→ **What to produce**
Say how many lines hold the string "RIDINGS", and nothing more.

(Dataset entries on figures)
[START]

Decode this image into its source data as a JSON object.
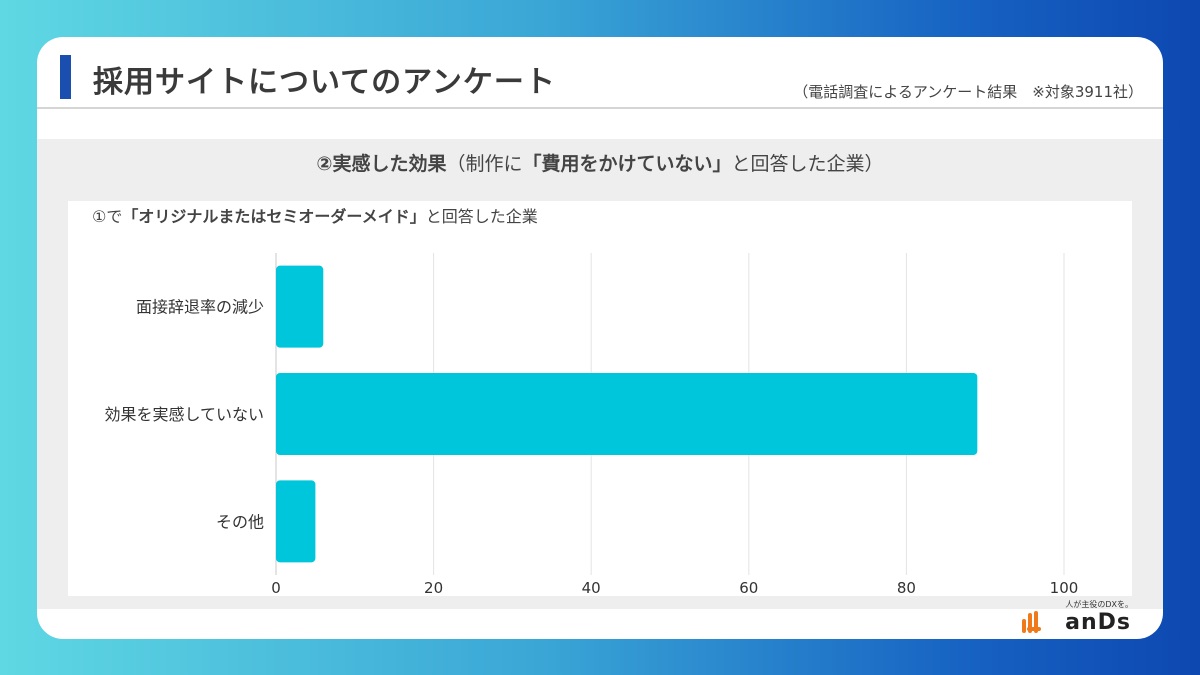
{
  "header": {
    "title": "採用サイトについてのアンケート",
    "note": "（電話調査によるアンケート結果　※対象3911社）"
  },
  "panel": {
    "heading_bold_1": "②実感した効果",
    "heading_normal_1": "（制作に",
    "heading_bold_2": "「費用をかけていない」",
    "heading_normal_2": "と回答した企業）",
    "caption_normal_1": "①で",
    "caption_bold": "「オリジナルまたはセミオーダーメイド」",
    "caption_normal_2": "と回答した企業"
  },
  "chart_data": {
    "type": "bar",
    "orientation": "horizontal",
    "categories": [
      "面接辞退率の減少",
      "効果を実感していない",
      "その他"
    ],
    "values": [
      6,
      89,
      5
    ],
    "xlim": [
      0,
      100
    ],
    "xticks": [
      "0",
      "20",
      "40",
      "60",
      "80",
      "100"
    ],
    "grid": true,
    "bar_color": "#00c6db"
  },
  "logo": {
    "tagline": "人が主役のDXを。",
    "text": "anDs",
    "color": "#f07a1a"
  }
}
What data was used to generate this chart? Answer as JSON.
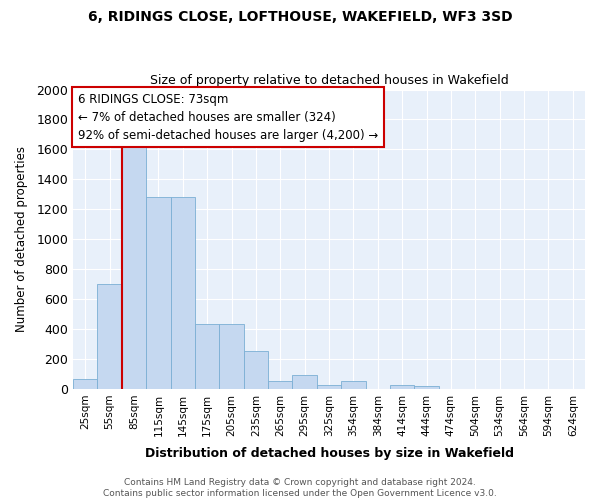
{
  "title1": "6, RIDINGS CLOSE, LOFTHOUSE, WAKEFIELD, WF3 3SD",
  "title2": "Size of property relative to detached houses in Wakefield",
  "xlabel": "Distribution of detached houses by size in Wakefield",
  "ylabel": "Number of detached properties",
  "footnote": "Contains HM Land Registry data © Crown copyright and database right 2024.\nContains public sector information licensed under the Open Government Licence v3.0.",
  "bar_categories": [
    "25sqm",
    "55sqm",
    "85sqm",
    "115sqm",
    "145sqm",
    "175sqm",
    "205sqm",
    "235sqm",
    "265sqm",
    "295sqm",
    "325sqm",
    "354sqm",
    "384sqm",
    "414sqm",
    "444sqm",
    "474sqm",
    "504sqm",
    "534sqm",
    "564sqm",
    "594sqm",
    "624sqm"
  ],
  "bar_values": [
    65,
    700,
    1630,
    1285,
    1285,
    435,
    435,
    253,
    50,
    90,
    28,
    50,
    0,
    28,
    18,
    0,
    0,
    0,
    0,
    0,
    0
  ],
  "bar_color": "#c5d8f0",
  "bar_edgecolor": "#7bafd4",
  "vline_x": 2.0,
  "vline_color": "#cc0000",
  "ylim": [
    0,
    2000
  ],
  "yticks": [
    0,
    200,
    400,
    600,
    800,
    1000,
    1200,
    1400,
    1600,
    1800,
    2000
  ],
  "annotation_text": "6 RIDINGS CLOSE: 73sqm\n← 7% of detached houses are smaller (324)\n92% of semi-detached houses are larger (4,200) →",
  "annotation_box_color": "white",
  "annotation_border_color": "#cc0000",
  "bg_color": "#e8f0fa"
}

[END]
[START]

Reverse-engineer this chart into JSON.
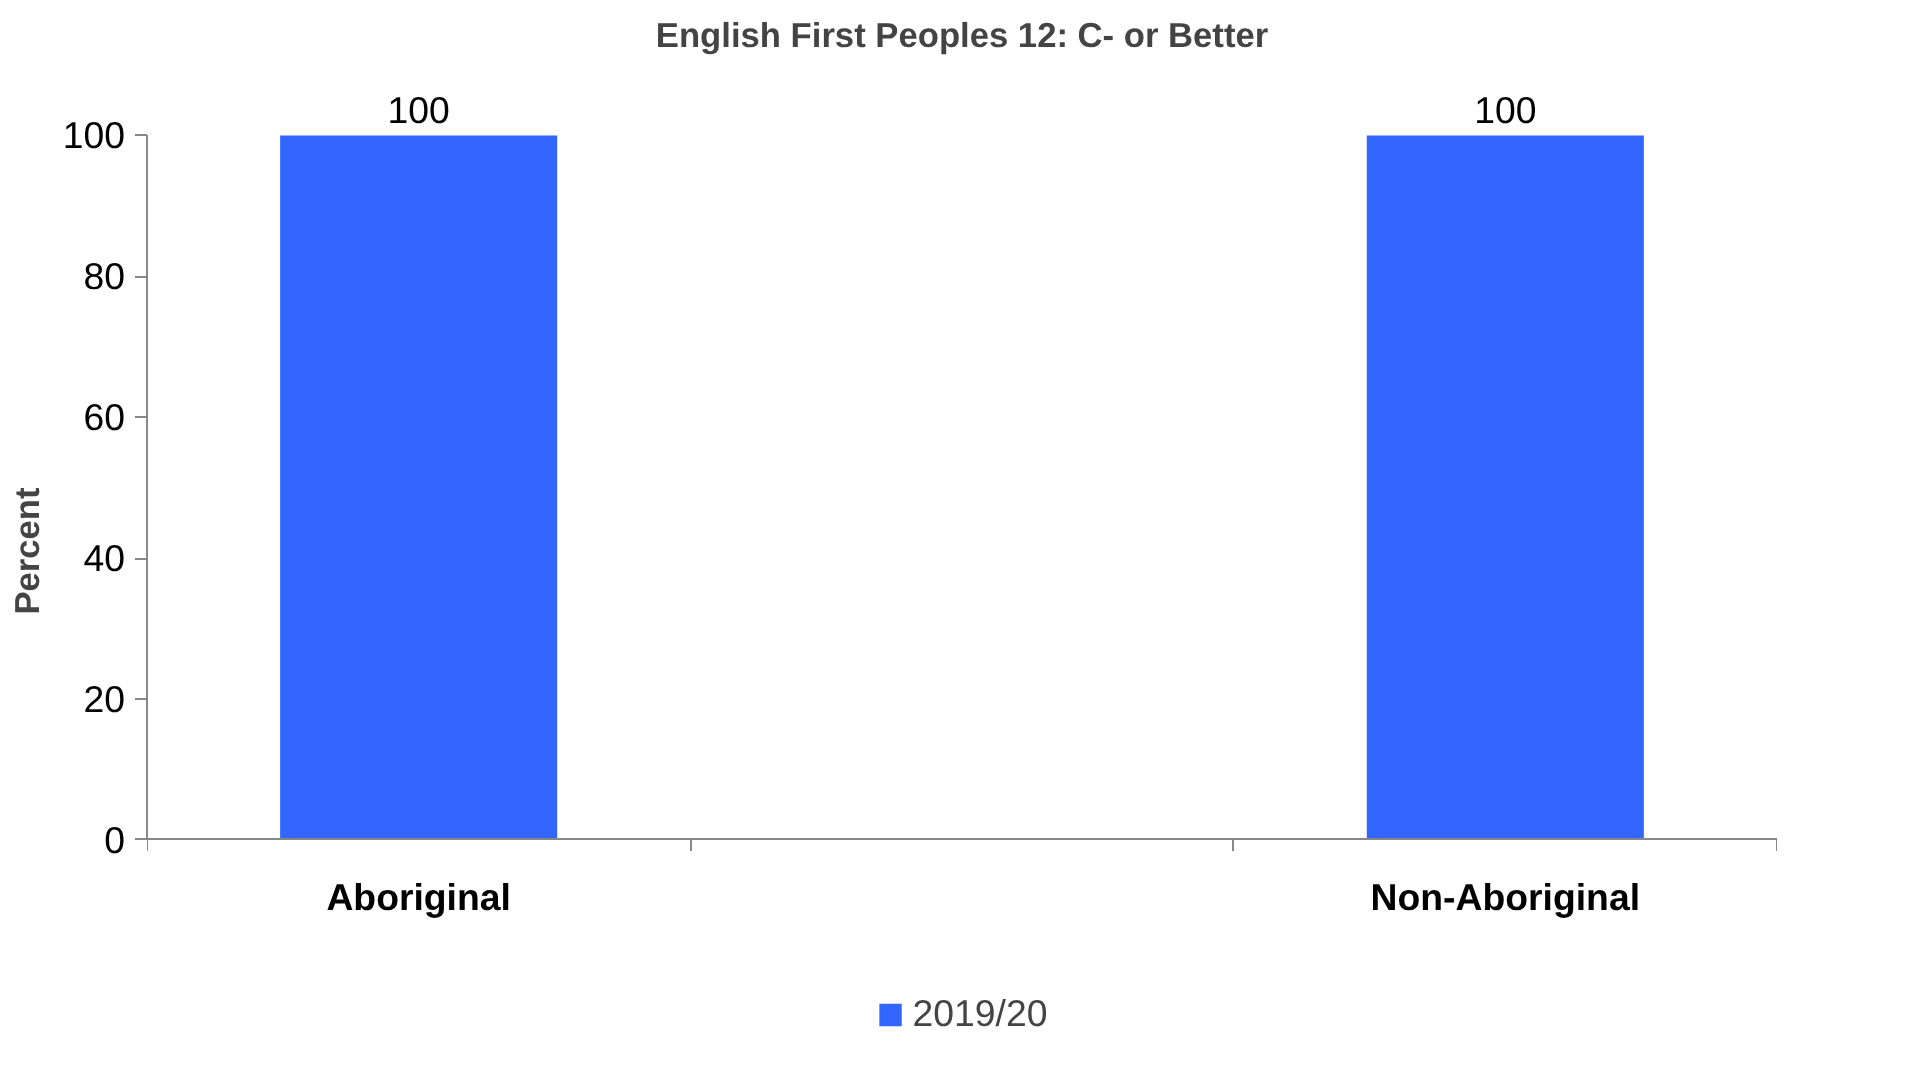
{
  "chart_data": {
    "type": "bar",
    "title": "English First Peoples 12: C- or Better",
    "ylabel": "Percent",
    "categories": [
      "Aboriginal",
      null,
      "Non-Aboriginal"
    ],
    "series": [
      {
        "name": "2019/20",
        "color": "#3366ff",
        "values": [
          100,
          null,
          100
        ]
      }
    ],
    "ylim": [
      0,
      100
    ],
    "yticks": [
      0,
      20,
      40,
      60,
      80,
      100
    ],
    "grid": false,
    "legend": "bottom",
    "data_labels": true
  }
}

[END]

→ **Written reply**
2